***** MATERIAL FOR THIS TASK *****

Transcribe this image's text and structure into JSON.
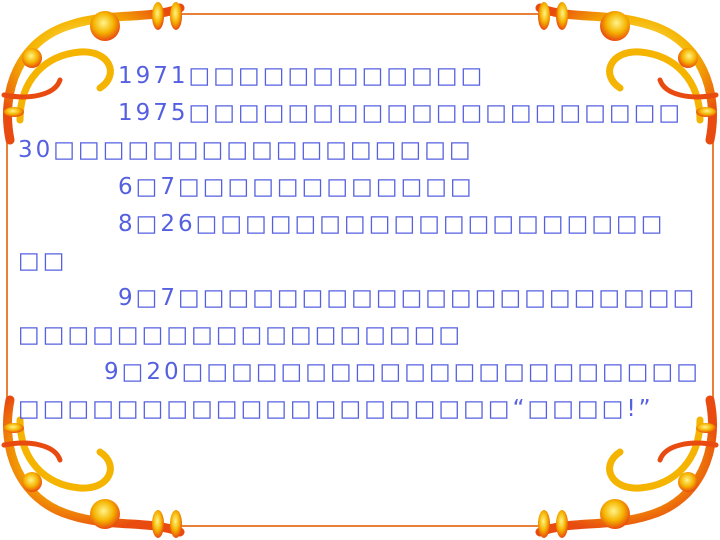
{
  "slide": {
    "paragraphs": [
      {
        "lines": [
          "1971□□□□□□□□□□□□"
        ]
      },
      {
        "lines": [
          "1975□□□□□□□□□□□□□□□□□□□□",
          "30□□□□□□□□□□□□□□□□□"
        ]
      },
      {
        "lines": [
          "6□7□□□□□□□□□□□□"
        ]
      },
      {
        "lines": [
          "8□26□□□□□□□□□□□□□□□□□□□",
          "□□"
        ]
      },
      {
        "lines": [
          "9□7□□□□□□□□□□□□□□□□□□□□□",
          "□□□□□□□□□□□□□□□□□□"
        ]
      },
      {
        "lines": [
          "9□20□□□□□□□□□□□□□□□□□□□□□",
          "□□□□□□□□□□□□□□□□□□□□“□□□□!”"
        ]
      }
    ]
  },
  "colors": {
    "text": "#5560e0",
    "frame": "#e8803a",
    "ornament_gold": "#f5b400",
    "ornament_red": "#e84a10"
  }
}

*****

▶ _WRITTEN INSTRUCTION_
Report how many lines of the entries hold the word "text". Nothing else is needed.

▶ _SOLVED EXERCISE_
2